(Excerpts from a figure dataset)
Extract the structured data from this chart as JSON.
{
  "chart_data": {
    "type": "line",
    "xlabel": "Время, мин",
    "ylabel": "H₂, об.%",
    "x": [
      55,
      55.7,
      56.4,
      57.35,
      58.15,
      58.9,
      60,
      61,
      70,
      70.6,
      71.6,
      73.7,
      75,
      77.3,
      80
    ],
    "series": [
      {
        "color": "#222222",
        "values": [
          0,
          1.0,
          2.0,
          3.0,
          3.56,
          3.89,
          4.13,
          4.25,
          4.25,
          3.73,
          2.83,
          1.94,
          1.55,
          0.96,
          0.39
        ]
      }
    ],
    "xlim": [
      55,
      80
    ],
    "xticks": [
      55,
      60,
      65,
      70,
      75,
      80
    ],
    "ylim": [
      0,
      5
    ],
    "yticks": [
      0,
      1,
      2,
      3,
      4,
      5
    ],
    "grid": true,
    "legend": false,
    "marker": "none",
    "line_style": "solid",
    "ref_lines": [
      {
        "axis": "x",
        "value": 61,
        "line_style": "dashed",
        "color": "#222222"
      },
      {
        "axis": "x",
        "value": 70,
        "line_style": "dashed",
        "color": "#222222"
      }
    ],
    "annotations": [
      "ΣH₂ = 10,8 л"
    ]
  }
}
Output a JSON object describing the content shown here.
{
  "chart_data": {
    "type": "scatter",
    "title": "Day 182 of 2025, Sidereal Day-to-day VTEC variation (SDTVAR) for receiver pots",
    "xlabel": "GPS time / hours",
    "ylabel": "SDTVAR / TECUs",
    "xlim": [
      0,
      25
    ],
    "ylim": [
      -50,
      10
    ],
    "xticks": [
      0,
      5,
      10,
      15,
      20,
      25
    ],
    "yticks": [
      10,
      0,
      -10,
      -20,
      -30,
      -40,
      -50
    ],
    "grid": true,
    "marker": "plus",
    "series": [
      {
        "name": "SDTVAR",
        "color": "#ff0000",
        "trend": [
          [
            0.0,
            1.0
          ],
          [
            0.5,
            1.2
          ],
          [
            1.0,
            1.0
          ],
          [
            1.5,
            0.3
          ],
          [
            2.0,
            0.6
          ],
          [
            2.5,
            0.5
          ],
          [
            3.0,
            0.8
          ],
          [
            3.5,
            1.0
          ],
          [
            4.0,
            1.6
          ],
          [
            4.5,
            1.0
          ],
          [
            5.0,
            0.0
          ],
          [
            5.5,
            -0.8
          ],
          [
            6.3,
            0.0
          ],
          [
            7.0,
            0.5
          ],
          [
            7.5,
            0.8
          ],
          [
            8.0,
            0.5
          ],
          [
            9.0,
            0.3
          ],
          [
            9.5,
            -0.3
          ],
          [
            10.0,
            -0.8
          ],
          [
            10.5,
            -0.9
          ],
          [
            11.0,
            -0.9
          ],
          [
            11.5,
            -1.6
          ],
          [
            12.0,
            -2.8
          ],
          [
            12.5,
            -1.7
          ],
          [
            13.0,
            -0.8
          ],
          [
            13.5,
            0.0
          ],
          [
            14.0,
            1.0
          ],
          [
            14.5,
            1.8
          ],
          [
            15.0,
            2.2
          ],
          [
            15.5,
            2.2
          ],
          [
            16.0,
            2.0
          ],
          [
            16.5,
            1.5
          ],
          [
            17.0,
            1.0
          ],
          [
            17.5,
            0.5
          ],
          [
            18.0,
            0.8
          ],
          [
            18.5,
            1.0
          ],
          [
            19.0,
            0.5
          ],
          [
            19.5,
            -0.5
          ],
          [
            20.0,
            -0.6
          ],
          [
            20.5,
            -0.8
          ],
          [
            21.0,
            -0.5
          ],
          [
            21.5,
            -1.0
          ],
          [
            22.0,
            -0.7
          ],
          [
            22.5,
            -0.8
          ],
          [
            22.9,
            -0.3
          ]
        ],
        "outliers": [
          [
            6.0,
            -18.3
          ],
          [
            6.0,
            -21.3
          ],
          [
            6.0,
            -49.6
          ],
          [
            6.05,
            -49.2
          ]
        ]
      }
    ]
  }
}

**Do this**
Return all the data above once more, precisely as given.

**Finished exercise**
Extract the structured data from this chart as JSON.
{
  "chart_data": {
    "type": "line",
    "xlabel": "Время, мин",
    "ylabel": "H₂, об.%",
    "x": [
      55,
      55.7,
      56.4,
      57.35,
      58.15,
      58.9,
      60,
      61,
      70,
      70.6,
      71.6,
      73.7,
      75,
      77.3,
      80
    ],
    "series": [
      {
        "color": "#222222",
        "values": [
          0,
          1.0,
          2.0,
          3.0,
          3.56,
          3.89,
          4.13,
          4.25,
          4.25,
          3.73,
          2.83,
          1.94,
          1.55,
          0.96,
          0.39
        ]
      }
    ],
    "xlim": [
      55,
      80
    ],
    "xticks": [
      55,
      60,
      65,
      70,
      75,
      80
    ],
    "ylim": [
      0,
      5
    ],
    "yticks": [
      0,
      1,
      2,
      3,
      4,
      5
    ],
    "grid": true,
    "legend": false,
    "marker": "none",
    "line_style": "solid",
    "ref_lines": [
      {
        "axis": "x",
        "value": 61,
        "line_style": "dashed",
        "color": "#222222"
      },
      {
        "axis": "x",
        "value": 70,
        "line_style": "dashed",
        "color": "#222222"
      }
    ],
    "annotations": [
      "ΣH₂ = 10,8 л"
    ]
  }
}
Output a JSON object describing the content shown here.
{
  "chart_data": {
    "type": "scatter",
    "title": "Day 182 of 2025, Sidereal Day-to-day VTEC variation (SDTVAR) for receiver pots",
    "xlabel": "GPS time / hours",
    "ylabel": "SDTVAR / TECUs",
    "xlim": [
      0,
      25
    ],
    "ylim": [
      -50,
      10
    ],
    "xticks": [
      0,
      5,
      10,
      15,
      20,
      25
    ],
    "yticks": [
      10,
      0,
      -10,
      -20,
      -30,
      -40,
      -50
    ],
    "grid": true,
    "marker": "plus",
    "series": [
      {
        "name": "SDTVAR",
        "color": "#ff0000",
        "trend": [
          [
            0.0,
            1.0
          ],
          [
            0.5,
            1.2
          ],
          [
            1.0,
            1.0
          ],
          [
            1.5,
            0.3
          ],
          [
            2.0,
            0.6
          ],
          [
            2.5,
            0.5
          ],
          [
            3.0,
            0.8
          ],
          [
            3.5,
            1.0
          ],
          [
            4.0,
            1.6
          ],
          [
            4.5,
            1.0
          ],
          [
            5.0,
            0.0
          ],
          [
            5.5,
            -0.8
          ],
          [
            6.3,
            0.0
          ],
          [
            7.0,
            0.5
          ],
          [
            7.5,
            0.8
          ],
          [
            8.0,
            0.5
          ],
          [
            9.0,
            0.3
          ],
          [
            9.5,
            -0.3
          ],
          [
            10.0,
            -0.8
          ],
          [
            10.5,
            -0.9
          ],
          [
            11.0,
            -0.9
          ],
          [
            11.5,
            -1.6
          ],
          [
            12.0,
            -2.8
          ],
          [
            12.5,
            -1.7
          ],
          [
            13.0,
            -0.8
          ],
          [
            13.5,
            0.0
          ],
          [
            14.0,
            1.0
          ],
          [
            14.5,
            1.8
          ],
          [
            15.0,
            2.2
          ],
          [
            15.5,
            2.2
          ],
          [
            16.0,
            2.0
          ],
          [
            16.5,
            1.5
          ],
          [
            17.0,
            1.0
          ],
          [
            17.5,
            0.5
          ],
          [
            18.0,
            0.8
          ],
          [
            18.5,
            1.0
          ],
          [
            19.0,
            0.5
          ],
          [
            19.5,
            -0.5
          ],
          [
            20.0,
            -0.6
          ],
          [
            20.5,
            -0.8
          ],
          [
            21.0,
            -0.5
          ],
          [
            21.5,
            -1.0
          ],
          [
            22.0,
            -0.7
          ],
          [
            22.5,
            -0.8
          ],
          [
            22.9,
            -0.3
          ]
        ],
        "outliers": [
          [
            6.0,
            -18.3
          ],
          [
            6.0,
            -21.3
          ],
          [
            6.0,
            -49.6
          ],
          [
            6.05,
            -49.2
          ]
        ]
      }
    ]
  }
}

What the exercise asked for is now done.